--- START OF Task material ---

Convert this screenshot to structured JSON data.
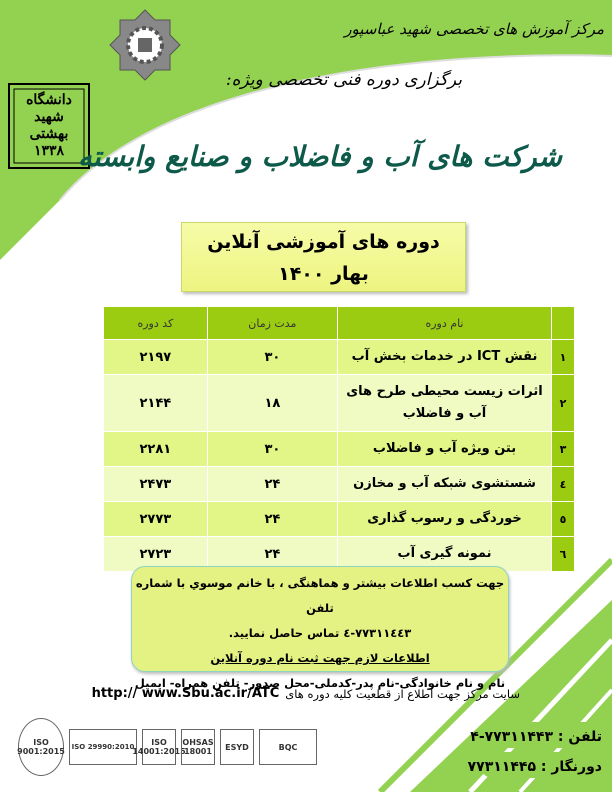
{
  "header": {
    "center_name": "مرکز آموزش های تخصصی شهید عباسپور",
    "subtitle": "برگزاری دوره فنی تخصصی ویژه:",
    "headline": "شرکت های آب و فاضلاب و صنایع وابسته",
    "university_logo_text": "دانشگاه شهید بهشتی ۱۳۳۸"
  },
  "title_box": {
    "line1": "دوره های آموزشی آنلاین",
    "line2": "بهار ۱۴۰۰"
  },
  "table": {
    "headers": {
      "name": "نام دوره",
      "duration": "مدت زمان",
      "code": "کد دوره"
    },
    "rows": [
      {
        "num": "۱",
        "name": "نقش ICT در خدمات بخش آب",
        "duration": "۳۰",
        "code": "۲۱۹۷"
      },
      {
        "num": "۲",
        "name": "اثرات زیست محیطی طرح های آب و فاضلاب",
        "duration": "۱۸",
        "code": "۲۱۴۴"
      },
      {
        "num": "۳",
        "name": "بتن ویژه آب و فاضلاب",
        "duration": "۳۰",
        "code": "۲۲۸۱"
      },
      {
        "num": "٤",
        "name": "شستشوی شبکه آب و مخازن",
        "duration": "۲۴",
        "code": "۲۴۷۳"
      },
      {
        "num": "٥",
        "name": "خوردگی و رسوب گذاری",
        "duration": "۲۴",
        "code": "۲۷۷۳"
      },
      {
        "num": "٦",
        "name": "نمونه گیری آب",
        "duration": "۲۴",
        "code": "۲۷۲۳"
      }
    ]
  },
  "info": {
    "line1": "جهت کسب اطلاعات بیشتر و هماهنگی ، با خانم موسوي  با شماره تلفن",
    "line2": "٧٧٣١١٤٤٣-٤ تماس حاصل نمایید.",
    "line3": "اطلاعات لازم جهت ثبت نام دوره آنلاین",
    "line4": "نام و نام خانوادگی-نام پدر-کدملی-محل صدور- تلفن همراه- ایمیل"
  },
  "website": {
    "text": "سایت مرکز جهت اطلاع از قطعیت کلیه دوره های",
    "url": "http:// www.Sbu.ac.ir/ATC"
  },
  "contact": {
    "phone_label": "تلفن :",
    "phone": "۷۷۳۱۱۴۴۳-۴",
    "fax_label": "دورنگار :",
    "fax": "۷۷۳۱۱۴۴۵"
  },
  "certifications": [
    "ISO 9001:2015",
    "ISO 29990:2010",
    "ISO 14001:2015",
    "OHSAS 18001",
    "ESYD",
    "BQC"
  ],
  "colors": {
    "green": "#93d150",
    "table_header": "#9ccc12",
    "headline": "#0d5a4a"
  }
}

--- END OF Task material ---
--- START OF Task material ---

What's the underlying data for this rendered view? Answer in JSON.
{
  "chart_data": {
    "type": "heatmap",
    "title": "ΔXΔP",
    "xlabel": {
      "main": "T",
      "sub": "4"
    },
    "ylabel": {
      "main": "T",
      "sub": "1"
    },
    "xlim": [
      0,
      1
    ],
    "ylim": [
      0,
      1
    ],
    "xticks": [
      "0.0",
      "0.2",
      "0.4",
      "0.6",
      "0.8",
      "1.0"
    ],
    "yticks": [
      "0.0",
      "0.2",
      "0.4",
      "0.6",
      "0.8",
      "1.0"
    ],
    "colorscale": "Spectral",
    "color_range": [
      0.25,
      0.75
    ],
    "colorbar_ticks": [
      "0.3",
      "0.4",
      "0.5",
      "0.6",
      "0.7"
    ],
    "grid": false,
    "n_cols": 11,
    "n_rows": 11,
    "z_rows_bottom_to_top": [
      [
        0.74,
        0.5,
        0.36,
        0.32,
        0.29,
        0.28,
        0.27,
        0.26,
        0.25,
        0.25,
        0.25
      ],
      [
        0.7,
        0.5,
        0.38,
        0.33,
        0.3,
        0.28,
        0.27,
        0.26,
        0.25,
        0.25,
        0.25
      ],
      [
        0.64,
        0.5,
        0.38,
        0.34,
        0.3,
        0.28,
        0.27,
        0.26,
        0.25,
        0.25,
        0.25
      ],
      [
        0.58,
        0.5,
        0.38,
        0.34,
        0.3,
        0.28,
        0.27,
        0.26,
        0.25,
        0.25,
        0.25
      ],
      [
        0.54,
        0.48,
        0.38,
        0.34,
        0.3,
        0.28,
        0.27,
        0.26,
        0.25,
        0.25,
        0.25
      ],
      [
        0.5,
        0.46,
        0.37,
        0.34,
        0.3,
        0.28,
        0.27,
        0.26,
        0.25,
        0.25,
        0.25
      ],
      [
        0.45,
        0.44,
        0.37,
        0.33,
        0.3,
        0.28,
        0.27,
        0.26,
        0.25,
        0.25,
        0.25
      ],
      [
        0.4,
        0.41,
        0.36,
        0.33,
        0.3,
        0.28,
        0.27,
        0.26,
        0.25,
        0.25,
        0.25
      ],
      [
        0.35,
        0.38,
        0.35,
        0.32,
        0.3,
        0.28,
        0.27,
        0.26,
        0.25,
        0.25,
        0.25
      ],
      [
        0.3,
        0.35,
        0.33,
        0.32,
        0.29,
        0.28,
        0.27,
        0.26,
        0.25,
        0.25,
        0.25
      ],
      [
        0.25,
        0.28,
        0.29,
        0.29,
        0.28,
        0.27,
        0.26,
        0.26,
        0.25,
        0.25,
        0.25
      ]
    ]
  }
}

--- END OF Task material ---

■ Brief ■
Take every line from the data that contains the word "ویژه".

■ Task response ■
    "subtitle": "برگزاری دوره فنی تخصصی ویژه:",
        "name": "بتن ویژه آب و فاضلاب",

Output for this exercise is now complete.